### Set problem
Go through the records and extract every line with the word "trafikkskilt".

____ Given information

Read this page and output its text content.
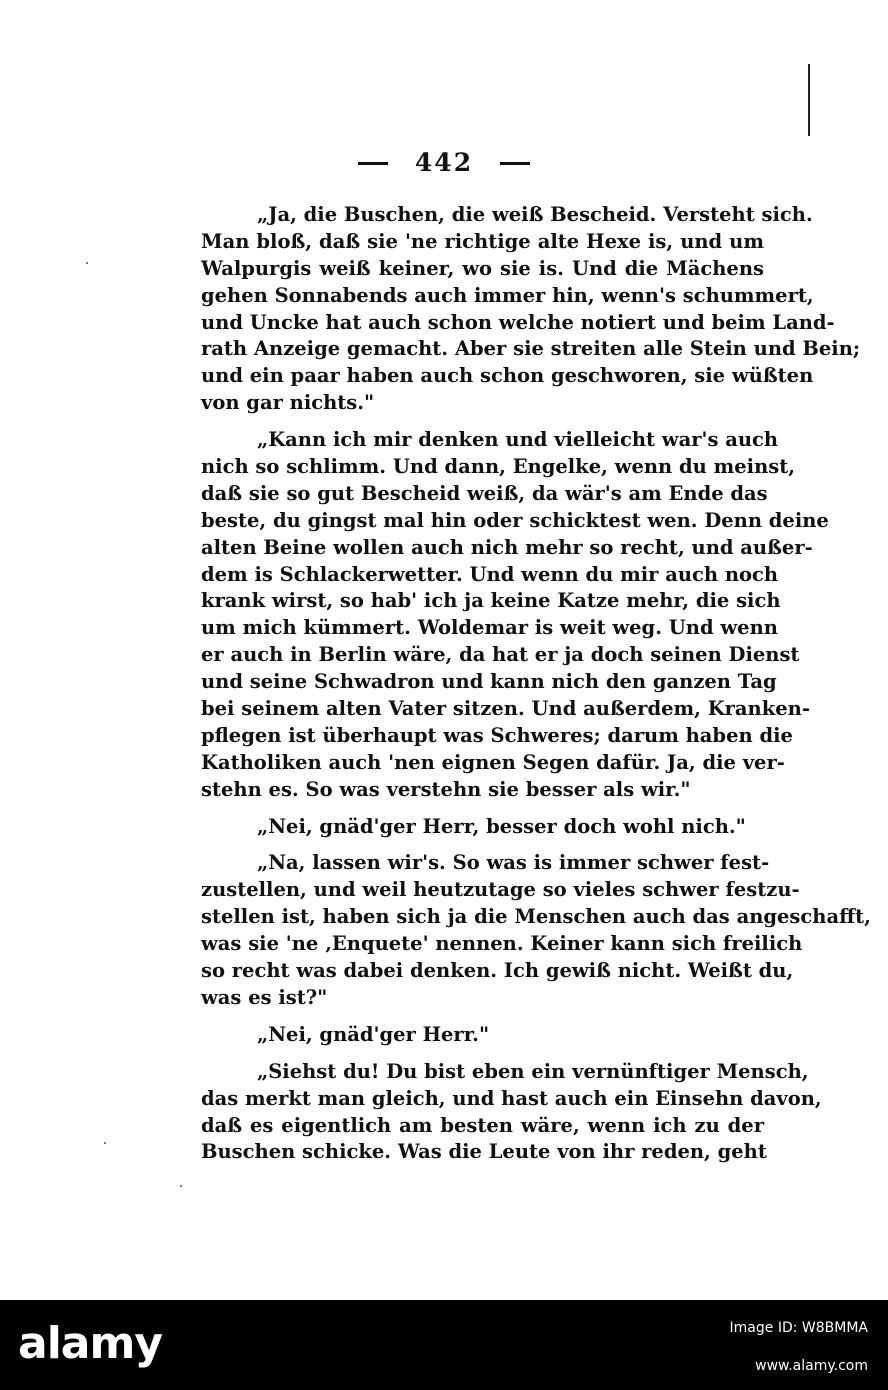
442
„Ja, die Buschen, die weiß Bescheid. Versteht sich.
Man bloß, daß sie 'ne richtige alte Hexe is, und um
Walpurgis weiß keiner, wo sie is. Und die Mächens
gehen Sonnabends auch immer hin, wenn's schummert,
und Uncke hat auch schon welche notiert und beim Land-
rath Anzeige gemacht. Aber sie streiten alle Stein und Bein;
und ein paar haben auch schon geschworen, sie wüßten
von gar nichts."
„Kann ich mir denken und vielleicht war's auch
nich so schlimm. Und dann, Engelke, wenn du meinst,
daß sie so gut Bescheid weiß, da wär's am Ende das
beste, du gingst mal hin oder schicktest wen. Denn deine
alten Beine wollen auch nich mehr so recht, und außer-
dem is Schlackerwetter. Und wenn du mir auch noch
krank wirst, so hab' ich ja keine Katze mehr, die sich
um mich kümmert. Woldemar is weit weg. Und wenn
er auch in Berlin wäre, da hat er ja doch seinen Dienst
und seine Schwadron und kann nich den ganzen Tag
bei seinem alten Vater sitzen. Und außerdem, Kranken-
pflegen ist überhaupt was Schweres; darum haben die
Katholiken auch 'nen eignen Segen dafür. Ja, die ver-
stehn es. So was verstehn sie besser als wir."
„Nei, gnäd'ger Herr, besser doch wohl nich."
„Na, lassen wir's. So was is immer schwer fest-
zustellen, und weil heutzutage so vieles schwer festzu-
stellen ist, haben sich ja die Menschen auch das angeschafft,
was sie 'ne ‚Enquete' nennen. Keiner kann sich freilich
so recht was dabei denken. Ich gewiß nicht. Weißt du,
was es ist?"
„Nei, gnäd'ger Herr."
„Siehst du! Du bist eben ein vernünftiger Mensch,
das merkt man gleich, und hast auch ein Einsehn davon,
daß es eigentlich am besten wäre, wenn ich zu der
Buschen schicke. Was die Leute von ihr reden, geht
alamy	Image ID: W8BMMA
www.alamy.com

________
____ Given information

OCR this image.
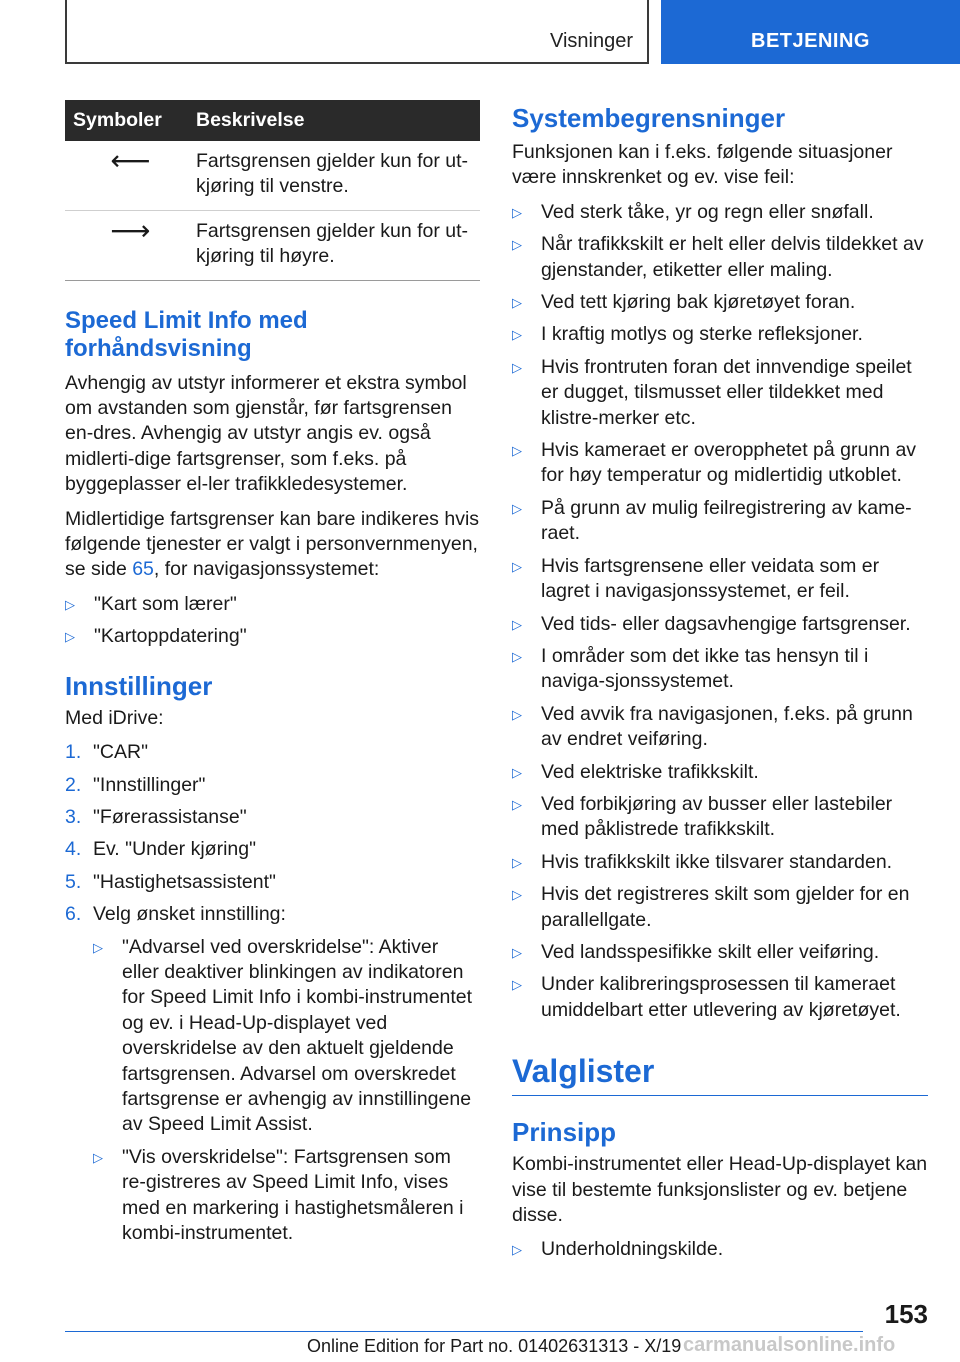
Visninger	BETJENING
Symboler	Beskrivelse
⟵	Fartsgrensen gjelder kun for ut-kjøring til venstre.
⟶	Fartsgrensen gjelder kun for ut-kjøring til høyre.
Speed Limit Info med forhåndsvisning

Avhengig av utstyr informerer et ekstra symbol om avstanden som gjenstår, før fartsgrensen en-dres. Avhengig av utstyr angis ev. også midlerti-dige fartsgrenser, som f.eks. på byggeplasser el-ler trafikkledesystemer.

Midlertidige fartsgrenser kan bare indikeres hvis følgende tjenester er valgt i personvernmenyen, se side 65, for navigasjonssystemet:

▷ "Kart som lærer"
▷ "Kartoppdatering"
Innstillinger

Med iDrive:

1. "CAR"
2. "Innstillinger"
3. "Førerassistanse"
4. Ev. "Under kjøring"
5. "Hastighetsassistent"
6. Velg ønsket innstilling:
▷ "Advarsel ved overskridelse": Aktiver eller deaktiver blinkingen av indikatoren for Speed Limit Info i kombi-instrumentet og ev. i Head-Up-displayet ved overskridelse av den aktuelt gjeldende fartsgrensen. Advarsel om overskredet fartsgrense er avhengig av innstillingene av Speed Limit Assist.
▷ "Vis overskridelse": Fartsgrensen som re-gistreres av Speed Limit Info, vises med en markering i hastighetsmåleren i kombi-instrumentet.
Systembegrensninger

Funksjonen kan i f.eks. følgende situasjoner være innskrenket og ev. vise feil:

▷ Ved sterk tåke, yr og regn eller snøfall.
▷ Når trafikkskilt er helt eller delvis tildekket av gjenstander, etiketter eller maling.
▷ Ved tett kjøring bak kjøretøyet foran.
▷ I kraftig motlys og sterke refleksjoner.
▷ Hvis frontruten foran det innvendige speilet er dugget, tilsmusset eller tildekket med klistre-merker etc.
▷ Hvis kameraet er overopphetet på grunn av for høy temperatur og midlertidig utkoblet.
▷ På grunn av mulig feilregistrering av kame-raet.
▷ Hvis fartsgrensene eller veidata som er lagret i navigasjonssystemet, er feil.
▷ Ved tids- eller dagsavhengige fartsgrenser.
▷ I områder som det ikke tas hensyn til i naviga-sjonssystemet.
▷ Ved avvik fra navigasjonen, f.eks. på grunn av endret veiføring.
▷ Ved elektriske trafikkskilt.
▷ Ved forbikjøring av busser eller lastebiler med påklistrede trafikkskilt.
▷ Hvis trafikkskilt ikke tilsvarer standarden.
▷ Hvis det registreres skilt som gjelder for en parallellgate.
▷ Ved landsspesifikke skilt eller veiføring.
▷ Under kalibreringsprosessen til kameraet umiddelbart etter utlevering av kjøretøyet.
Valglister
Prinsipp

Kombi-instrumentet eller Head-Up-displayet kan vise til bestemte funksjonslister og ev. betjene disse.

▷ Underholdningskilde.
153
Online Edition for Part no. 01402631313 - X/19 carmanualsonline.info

________

### Exercise solution
▷ Når trafikkskilt er helt eller delvis tildekket av gjenstander, etiketter eller maling.
▷ Ved elektriske trafikkskilt.
▷ Ved forbikjøring av busser eller lastebiler med påklistrede trafikkskilt.
▷ Hvis trafikkskilt ikke tilsvarer standarden.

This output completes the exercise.